[Extracted data entries]
•••

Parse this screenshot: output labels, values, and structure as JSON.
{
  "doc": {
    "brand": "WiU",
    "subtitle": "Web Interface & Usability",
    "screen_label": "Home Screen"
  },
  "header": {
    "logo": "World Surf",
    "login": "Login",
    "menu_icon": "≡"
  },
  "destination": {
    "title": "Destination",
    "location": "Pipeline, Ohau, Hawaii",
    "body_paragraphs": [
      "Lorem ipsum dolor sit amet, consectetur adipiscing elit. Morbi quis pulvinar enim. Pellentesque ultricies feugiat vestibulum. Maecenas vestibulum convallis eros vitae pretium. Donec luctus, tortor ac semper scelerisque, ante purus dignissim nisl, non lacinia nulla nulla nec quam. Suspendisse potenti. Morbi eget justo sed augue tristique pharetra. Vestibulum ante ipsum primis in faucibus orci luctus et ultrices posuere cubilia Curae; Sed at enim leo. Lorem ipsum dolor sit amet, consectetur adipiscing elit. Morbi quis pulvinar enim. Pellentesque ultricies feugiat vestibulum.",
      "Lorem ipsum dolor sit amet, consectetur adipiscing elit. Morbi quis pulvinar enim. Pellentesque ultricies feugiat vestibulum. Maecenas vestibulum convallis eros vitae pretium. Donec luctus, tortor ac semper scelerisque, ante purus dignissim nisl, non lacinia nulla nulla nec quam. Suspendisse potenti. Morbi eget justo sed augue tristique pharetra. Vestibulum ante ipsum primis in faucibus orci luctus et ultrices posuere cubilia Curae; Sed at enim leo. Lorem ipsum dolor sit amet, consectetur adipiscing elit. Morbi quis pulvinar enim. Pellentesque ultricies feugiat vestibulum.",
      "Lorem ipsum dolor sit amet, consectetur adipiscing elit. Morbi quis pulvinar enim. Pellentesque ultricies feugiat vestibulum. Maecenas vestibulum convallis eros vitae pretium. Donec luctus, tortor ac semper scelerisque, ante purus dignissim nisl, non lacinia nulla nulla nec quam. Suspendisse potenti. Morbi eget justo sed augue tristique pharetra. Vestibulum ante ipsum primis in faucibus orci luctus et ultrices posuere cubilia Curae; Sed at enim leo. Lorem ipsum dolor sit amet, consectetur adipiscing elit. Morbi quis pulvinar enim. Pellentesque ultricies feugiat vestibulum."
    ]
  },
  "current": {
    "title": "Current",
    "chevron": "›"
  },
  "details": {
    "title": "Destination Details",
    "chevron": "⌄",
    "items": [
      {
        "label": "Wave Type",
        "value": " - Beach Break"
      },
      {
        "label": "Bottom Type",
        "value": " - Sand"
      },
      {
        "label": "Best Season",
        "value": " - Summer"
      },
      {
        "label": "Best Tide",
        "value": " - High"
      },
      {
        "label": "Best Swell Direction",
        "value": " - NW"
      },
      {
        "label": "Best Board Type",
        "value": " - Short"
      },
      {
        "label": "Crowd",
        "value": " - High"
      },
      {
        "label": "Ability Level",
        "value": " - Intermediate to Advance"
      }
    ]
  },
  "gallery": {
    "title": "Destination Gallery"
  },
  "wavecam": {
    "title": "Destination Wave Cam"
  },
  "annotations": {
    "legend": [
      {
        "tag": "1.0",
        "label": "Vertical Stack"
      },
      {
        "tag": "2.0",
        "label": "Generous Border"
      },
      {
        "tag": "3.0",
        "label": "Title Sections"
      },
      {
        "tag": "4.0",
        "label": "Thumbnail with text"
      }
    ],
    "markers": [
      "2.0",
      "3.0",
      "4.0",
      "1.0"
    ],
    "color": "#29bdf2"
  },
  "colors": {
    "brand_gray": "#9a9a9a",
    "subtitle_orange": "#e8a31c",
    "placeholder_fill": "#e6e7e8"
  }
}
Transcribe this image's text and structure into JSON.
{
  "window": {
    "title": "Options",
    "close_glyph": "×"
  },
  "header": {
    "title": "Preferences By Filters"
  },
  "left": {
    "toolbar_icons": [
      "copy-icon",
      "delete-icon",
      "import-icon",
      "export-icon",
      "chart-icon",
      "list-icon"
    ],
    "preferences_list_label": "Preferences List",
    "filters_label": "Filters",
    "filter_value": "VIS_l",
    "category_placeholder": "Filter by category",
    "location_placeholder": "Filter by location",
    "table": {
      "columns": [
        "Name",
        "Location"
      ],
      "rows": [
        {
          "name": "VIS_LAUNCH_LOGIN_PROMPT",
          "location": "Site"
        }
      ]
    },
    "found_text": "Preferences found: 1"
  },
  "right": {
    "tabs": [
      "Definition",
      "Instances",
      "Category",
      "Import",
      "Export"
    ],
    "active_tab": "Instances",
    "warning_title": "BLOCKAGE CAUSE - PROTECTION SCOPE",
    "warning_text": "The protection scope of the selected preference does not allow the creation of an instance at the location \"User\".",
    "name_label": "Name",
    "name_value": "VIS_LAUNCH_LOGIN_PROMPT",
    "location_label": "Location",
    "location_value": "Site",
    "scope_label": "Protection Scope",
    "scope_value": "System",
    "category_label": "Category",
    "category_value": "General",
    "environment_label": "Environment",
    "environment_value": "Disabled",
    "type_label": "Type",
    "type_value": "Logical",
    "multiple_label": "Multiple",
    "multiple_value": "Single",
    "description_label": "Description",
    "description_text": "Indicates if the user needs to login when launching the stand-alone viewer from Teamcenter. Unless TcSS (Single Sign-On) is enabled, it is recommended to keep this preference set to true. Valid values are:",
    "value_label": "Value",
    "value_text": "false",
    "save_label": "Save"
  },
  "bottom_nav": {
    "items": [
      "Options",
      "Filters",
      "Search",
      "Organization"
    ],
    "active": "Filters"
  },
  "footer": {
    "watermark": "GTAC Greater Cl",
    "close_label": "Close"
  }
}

•••

__Your goal__. Everything from the line containing "Transcribe this image's" to the end of the data above should be quoted exactly, please, both ends included, and nothing outside that span.

__Output of the task__.
Transcribe this image's text and structure into JSON.
{
  "window": {
    "title": "Options",
    "close_glyph": "×"
  },
  "header": {
    "title": "Preferences By Filters"
  },
  "left": {
    "toolbar_icons": [
      "copy-icon",
      "delete-icon",
      "import-icon",
      "export-icon",
      "chart-icon",
      "list-icon"
    ],
    "preferences_list_label": "Preferences List",
    "filters_label": "Filters",
    "filter_value": "VIS_l",
    "category_placeholder": "Filter by category",
    "location_placeholder": "Filter by location",
    "table": {
      "columns": [
        "Name",
        "Location"
      ],
      "rows": [
        {
          "name": "VIS_LAUNCH_LOGIN_PROMPT",
          "location": "Site"
        }
      ]
    },
    "found_text": "Preferences found: 1"
  },
  "right": {
    "tabs": [
      "Definition",
      "Instances",
      "Category",
      "Import",
      "Export"
    ],
    "active_tab": "Instances",
    "warning_title": "BLOCKAGE CAUSE - PROTECTION SCOPE",
    "warning_text": "The protection scope of the selected preference does not allow the creation of an instance at the location \"User\".",
    "name_label": "Name",
    "name_value": "VIS_LAUNCH_LOGIN_PROMPT",
    "location_label": "Location",
    "location_value": "Site",
    "scope_label": "Protection Scope",
    "scope_value": "System",
    "category_label": "Category",
    "category_value": "General",
    "environment_label": "Environment",
    "environment_value": "Disabled",
    "type_label": "Type",
    "type_value": "Logical",
    "multiple_label": "Multiple",
    "multiple_value": "Single",
    "description_label": "Description",
    "description_text": "Indicates if the user needs to login when launching the stand-alone viewer from Teamcenter. Unless TcSS (Single Sign-On) is enabled, it is recommended to keep this preference set to true. Valid values are:",
    "value_label": "Value",
    "value_text": "false",
    "save_label": "Save"
  },
  "bottom_nav": {
    "items": [
      "Options",
      "Filters",
      "Search",
      "Organization"
    ],
    "active": "Filters"
  },
  "footer": {
    "watermark": "GTAC Greater Cl",
    "close_label": "Close"
  }
}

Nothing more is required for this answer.